Exercise description - Copy out the complete listing, word for word.

Part of a data file:

--------------------

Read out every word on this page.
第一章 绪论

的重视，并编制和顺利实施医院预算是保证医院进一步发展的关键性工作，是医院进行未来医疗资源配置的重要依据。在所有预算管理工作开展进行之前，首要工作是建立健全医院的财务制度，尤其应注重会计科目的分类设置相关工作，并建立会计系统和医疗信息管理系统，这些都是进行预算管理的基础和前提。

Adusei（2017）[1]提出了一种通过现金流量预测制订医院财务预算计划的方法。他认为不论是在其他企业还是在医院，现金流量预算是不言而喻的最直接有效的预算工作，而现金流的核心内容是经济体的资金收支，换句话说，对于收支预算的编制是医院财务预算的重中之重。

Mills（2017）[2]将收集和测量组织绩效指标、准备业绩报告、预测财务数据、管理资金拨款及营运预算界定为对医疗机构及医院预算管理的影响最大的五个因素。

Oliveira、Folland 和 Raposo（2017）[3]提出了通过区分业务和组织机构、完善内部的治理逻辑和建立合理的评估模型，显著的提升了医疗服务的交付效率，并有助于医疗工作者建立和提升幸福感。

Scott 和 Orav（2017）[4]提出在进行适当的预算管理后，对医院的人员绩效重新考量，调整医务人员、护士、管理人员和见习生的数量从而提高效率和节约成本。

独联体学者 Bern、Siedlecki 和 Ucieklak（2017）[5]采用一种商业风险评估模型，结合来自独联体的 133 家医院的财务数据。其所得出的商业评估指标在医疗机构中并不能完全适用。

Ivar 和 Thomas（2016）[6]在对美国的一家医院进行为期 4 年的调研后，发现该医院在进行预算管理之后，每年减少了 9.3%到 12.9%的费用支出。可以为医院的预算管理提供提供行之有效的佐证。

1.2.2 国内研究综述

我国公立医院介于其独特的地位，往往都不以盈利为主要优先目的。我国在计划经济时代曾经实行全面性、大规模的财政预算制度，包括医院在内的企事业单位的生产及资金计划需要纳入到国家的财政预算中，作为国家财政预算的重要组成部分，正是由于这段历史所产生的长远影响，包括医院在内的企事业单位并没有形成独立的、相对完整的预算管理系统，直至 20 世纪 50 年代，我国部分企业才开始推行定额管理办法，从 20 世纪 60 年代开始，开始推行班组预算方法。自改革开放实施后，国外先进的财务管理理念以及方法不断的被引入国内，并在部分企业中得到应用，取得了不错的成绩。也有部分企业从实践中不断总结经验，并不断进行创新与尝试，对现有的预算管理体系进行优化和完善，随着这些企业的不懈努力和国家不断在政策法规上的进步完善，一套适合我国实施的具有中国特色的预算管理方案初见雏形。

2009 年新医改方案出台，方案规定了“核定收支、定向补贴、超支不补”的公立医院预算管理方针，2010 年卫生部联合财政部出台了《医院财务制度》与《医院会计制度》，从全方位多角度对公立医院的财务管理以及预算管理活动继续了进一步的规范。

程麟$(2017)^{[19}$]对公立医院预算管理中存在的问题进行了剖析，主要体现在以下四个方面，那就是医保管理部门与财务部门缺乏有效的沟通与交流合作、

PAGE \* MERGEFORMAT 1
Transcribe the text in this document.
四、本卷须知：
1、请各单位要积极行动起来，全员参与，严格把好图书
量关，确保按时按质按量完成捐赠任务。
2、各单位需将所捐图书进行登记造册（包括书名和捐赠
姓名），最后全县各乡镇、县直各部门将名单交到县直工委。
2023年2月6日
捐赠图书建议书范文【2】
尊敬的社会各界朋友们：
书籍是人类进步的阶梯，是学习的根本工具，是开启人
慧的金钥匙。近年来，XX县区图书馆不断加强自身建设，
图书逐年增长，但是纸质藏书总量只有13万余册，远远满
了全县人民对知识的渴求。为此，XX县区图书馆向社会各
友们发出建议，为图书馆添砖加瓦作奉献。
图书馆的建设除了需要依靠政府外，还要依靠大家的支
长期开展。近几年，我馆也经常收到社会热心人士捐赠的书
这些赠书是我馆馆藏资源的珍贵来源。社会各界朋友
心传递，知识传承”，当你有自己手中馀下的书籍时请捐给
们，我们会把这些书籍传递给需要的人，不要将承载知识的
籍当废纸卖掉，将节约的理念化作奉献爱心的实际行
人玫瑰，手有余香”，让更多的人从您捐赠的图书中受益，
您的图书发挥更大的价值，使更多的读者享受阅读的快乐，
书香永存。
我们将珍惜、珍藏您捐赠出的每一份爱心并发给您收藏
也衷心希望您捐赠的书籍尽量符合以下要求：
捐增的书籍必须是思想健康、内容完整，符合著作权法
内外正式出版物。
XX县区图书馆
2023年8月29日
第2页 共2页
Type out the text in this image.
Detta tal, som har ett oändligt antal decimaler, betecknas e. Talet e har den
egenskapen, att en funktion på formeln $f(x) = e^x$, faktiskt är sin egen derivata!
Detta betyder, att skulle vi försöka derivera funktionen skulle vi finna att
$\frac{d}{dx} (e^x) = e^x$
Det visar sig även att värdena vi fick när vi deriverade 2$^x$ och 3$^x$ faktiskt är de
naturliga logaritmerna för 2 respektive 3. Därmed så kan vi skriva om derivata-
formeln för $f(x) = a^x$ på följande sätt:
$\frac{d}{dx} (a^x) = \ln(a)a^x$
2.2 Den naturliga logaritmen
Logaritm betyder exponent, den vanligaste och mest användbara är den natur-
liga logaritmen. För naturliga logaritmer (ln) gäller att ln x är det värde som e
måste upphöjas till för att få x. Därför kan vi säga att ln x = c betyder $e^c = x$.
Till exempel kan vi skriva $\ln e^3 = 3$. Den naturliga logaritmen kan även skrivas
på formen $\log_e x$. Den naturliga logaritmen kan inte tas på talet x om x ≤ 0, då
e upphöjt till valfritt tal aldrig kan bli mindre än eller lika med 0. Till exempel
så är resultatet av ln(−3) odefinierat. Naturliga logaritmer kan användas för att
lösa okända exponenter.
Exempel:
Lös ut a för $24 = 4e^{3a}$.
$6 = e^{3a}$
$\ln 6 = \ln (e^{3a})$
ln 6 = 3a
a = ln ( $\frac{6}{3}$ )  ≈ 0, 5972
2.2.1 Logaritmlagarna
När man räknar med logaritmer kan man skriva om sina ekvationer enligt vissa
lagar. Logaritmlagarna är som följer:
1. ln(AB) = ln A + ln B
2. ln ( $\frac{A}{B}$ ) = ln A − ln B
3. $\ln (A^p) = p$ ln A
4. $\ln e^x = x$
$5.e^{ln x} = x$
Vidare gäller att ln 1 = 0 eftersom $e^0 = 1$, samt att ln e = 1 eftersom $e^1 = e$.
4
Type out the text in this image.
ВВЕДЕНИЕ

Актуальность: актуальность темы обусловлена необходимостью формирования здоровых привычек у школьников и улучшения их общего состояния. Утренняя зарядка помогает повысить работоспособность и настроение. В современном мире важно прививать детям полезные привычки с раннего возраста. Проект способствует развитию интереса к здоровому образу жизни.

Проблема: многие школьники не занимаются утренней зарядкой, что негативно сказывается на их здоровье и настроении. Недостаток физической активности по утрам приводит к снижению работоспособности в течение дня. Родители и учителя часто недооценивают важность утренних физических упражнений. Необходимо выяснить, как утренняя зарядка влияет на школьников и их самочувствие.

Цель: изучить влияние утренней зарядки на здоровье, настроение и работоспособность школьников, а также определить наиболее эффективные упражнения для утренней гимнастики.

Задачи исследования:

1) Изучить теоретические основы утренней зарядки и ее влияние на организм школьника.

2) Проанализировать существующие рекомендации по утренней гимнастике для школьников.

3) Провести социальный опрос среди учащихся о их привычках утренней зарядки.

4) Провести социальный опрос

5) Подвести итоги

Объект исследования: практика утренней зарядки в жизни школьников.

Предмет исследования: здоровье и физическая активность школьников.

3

--------------------

Final result -
Read out every word on this page.
第一章 绪论

的重视，并编制和顺利实施医院预算是保证医院进一步发展的关键性工作，是医院进行未来医疗资源配置的重要依据。在所有预算管理工作开展进行之前，首要工作是建立健全医院的财务制度，尤其应注重会计科目的分类设置相关工作，并建立会计系统和医疗信息管理系统，这些都是进行预算管理的基础和前提。

Adusei（2017）[1]提出了一种通过现金流量预测制订医院财务预算计划的方法。他认为不论是在其他企业还是在医院，现金流量预算是不言而喻的最直接有效的预算工作，而现金流的核心内容是经济体的资金收支，换句话说，对于收支预算的编制是医院财务预算的重中之重。

Mills（2017）[2]将收集和测量组织绩效指标、准备业绩报告、预测财务数据、管理资金拨款及营运预算界定为对医疗机构及医院预算管理的影响最大的五个因素。

Oliveira、Folland 和 Raposo（2017）[3]提出了通过区分业务和组织机构、完善内部的治理逻辑和建立合理的评估模型，显著的提升了医疗服务的交付效率，并有助于医疗工作者建立和提升幸福感。

Scott 和 Orav（2017）[4]提出在进行适当的预算管理后，对医院的人员绩效重新考量，调整医务人员、护士、管理人员和见习生的数量从而提高效率和节约成本。

独联体学者 Bern、Siedlecki 和 Ucieklak（2017）[5]采用一种商业风险评估模型，结合来自独联体的 133 家医院的财务数据。其所得出的商业评估指标在医疗机构中并不能完全适用。

Ivar 和 Thomas（2016）[6]在对美国的一家医院进行为期 4 年的调研后，发现该医院在进行预算管理之后，每年减少了 9.3%到 12.9%的费用支出。可以为医院的预算管理提供提供行之有效的佐证。

1.2.2 国内研究综述

我国公立医院介于其独特的地位，往往都不以盈利为主要优先目的。我国在计划经济时代曾经实行全面性、大规模的财政预算制度，包括医院在内的企事业单位的生产及资金计划需要纳入到国家的财政预算中，作为国家财政预算的重要组成部分，正是由于这段历史所产生的长远影响，包括医院在内的企事业单位并没有形成独立的、相对完整的预算管理系统，直至 20 世纪 50 年代，我国部分企业才开始推行定额管理办法，从 20 世纪 60 年代开始，开始推行班组预算方法。自改革开放实施后，国外先进的财务管理理念以及方法不断的被引入国内，并在部分企业中得到应用，取得了不错的成绩。也有部分企业从实践中不断总结经验，并不断进行创新与尝试，对现有的预算管理体系进行优化和完善，随着这些企业的不懈努力和国家不断在政策法规上的进步完善，一套适合我国实施的具有中国特色的预算管理方案初见雏形。

2009 年新医改方案出台，方案规定了“核定收支、定向补贴、超支不补”的公立医院预算管理方针，2010 年卫生部联合财政部出台了《医院财务制度》与《医院会计制度》，从全方位多角度对公立医院的财务管理以及预算管理活动继续了进一步的规范。

程麟$(2017)^{[19}$]对公立医院预算管理中存在的问题进行了剖析，主要体现在以下四个方面，那就是医保管理部门与财务部门缺乏有效的沟通与交流合作、

PAGE \* MERGEFORMAT 1
Transcribe the text in this document.
四、本卷须知：
1、请各单位要积极行动起来，全员参与，严格把好图书
量关，确保按时按质按量完成捐赠任务。
2、各单位需将所捐图书进行登记造册（包括书名和捐赠
姓名），最后全县各乡镇、县直各部门将名单交到县直工委。
2023年2月6日
捐赠图书建议书范文【2】
尊敬的社会各界朋友们：
书籍是人类进步的阶梯，是学习的根本工具，是开启人
慧的金钥匙。近年来，XX县区图书馆不断加强自身建设，
图书逐年增长，但是纸质藏书总量只有13万余册，远远满
了全县人民对知识的渴求。为此，XX县区图书馆向社会各
友们发出建议，为图书馆添砖加瓦作奉献。
图书馆的建设除了需要依靠政府外，还要依靠大家的支
长期开展。近几年，我馆也经常收到社会热心人士捐赠的书
这些赠书是我馆馆藏资源的珍贵来源。社会各界朋友
心传递，知识传承”，当你有自己手中馀下的书籍时请捐给
们，我们会把这些书籍传递给需要的人，不要将承载知识的
籍当废纸卖掉，将节约的理念化作奉献爱心的实际行
人玫瑰，手有余香”，让更多的人从您捐赠的图书中受益，
您的图书发挥更大的价值，使更多的读者享受阅读的快乐，
书香永存。
我们将珍惜、珍藏您捐赠出的每一份爱心并发给您收藏
也衷心希望您捐赠的书籍尽量符合以下要求：
捐增的书籍必须是思想健康、内容完整，符合著作权法
内外正式出版物。
XX县区图书馆
2023年8月29日
第2页 共2页
Type out the text in this image.
Detta tal, som har ett oändligt antal decimaler, betecknas e. Talet e har den
egenskapen, att en funktion på formeln $f(x) = e^x$, faktiskt är sin egen derivata!
Detta betyder, att skulle vi försöka derivera funktionen skulle vi finna att
$\frac{d}{dx} (e^x) = e^x$
Det visar sig även att värdena vi fick när vi deriverade 2$^x$ och 3$^x$ faktiskt är de
naturliga logaritmerna för 2 respektive 3. Därmed så kan vi skriva om derivata-
formeln för $f(x) = a^x$ på följande sätt:
$\frac{d}{dx} (a^x) = \ln(a)a^x$
2.2 Den naturliga logaritmen
Logaritm betyder exponent, den vanligaste och mest användbara är den natur-
liga logaritmen. För naturliga logaritmer (ln) gäller att ln x är det värde som e
måste upphöjas till för att få x. Därför kan vi säga att ln x = c betyder $e^c = x$.
Till exempel kan vi skriva $\ln e^3 = 3$. Den naturliga logaritmen kan även skrivas
på formen $\log_e x$. Den naturliga logaritmen kan inte tas på talet x om x ≤ 0, då
e upphöjt till valfritt tal aldrig kan bli mindre än eller lika med 0. Till exempel
så är resultatet av ln(−3) odefinierat. Naturliga logaritmer kan användas för att
lösa okända exponenter.
Exempel:
Lös ut a för $24 = 4e^{3a}$.
$6 = e^{3a}$
$\ln 6 = \ln (e^{3a})$
ln 6 = 3a
a = ln ( $\frac{6}{3}$ )  ≈ 0, 5972
2.2.1 Logaritmlagarna
När man räknar med logaritmer kan man skriva om sina ekvationer enligt vissa
lagar. Logaritmlagarna är som följer:
1. ln(AB) = ln A + ln B
2. ln ( $\frac{A}{B}$ ) = ln A − ln B
3. $\ln (A^p) = p$ ln A
4. $\ln e^x = x$
$5.e^{ln x} = x$
Vidare gäller att ln 1 = 0 eftersom $e^0 = 1$, samt att ln e = 1 eftersom $e^1 = e$.
4
Type out the text in this image.
ВВЕДЕНИЕ

Актуальность: актуальность темы обусловлена необходимостью формирования здоровых привычек у школьников и улучшения их общего состояния. Утренняя зарядка помогает повысить работоспособность и настроение. В современном мире важно прививать детям полезные привычки с раннего возраста. Проект способствует развитию интереса к здоровому образу жизни.

Проблема: многие школьники не занимаются утренней зарядкой, что негативно сказывается на их здоровье и настроении. Недостаток физической активности по утрам приводит к снижению работоспособности в течение дня. Родители и учителя часто недооценивают важность утренних физических упражнений. Необходимо выяснить, как утренняя зарядка влияет на школьников и их самочувствие.

Цель: изучить влияние утренней зарядки на здоровье, настроение и работоспособность школьников, а также определить наиболее эффективные упражнения для утренней гимнастики.

Задачи исследования:

1) Изучить теоретические основы утренней зарядки и ее влияние на организм школьника.

2) Проанализировать существующие рекомендации по утренней гимнастике для школьников.

3) Провести социальный опрос среди учащихся о их привычках утренней зарядки.

4) Провести социальный опрос

5) Подвести итоги

Объект исследования: практика утренней зарядки в жизни школьников.

Предмет исследования: здоровье и физическая активность школьников.

3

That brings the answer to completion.